> _JOB_
Return every line of the records below verbatim, with no pictures in the copy.

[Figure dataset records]
.....

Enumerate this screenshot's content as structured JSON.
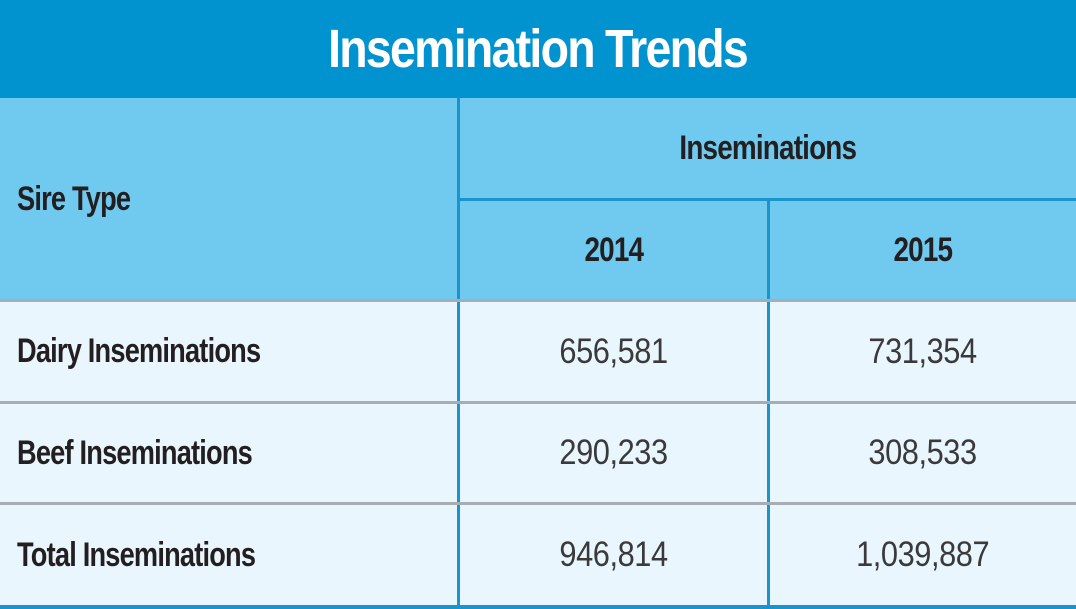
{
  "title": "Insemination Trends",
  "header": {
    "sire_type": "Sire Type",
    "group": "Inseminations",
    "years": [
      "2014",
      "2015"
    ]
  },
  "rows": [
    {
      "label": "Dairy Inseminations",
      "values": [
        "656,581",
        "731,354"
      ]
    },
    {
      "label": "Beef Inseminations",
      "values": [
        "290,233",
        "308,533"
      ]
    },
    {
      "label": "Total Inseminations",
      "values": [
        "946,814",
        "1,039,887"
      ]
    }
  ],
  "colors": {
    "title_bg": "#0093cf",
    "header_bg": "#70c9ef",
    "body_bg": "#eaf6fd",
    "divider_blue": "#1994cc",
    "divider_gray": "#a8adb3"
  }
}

.....

> _ANSWER FOR THIS EXERCISE_
Enumerate this screenshot's content as structured JSON.
{
  "title": "Insemination Trends",
  "header": {
    "sire_type": "Sire Type",
    "group": "Inseminations",
    "years": [
      "2014",
      "2015"
    ]
  },
  "rows": [
    {
      "label": "Dairy Inseminations",
      "values": [
        "656,581",
        "731,354"
      ]
    },
    {
      "label": "Beef Inseminations",
      "values": [
        "290,233",
        "308,533"
      ]
    },
    {
      "label": "Total Inseminations",
      "values": [
        "946,814",
        "1,039,887"
      ]
    }
  ],
  "colors": {
    "title_bg": "#0093cf",
    "header_bg": "#70c9ef",
    "body_bg": "#eaf6fd",
    "divider_blue": "#1994cc",
    "divider_gray": "#a8adb3"
  }
}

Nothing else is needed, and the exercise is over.